Work to be completed.
Copy each line of the data below with the word "JSON".

Records for this exercise.
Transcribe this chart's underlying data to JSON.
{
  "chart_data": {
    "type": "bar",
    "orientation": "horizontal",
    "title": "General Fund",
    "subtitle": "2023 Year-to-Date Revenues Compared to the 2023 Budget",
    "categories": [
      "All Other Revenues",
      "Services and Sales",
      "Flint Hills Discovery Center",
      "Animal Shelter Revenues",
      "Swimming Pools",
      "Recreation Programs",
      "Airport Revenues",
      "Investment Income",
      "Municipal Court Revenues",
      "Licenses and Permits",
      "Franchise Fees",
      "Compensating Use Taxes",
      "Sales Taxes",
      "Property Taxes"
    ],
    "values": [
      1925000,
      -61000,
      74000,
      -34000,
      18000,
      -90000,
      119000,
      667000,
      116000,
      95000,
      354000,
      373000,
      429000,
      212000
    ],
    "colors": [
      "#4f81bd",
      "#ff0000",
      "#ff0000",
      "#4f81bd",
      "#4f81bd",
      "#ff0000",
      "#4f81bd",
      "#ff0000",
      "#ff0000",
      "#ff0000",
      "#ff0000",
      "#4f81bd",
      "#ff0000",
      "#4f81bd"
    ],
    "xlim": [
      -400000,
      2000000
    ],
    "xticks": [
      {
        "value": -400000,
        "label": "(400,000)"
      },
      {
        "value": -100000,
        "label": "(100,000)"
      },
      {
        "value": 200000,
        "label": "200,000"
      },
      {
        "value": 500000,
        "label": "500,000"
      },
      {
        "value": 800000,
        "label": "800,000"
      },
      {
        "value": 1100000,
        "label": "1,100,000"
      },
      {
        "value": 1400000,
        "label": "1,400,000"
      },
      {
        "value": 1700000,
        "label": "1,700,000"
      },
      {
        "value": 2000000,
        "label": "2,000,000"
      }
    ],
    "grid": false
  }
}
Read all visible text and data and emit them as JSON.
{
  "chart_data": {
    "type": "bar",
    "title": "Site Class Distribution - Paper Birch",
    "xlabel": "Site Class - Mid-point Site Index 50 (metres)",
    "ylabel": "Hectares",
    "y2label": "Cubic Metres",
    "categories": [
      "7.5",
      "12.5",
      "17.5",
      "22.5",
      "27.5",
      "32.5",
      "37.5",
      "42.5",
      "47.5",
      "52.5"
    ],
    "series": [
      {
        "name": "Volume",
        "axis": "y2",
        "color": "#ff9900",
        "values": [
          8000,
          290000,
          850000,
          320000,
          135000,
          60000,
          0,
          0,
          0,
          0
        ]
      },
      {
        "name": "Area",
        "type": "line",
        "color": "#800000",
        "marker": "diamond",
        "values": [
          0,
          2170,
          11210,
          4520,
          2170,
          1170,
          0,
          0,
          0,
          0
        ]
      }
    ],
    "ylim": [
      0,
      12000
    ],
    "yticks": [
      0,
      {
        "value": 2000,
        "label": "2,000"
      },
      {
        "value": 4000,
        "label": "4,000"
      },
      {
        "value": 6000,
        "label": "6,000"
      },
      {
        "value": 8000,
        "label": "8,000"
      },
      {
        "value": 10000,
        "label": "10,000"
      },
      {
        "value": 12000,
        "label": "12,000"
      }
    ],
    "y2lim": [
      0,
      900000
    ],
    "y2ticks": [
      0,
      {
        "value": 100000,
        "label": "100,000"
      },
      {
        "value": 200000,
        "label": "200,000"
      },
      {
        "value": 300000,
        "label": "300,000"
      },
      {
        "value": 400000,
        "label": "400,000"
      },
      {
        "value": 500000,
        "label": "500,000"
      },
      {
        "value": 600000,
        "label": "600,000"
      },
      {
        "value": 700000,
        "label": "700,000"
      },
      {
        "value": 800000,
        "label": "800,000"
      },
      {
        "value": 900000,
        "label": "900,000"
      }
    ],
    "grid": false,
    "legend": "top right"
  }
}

Exercise solution.
Transcribe this chart's underlying data to JSON.
Read all visible text and data and emit them as JSON.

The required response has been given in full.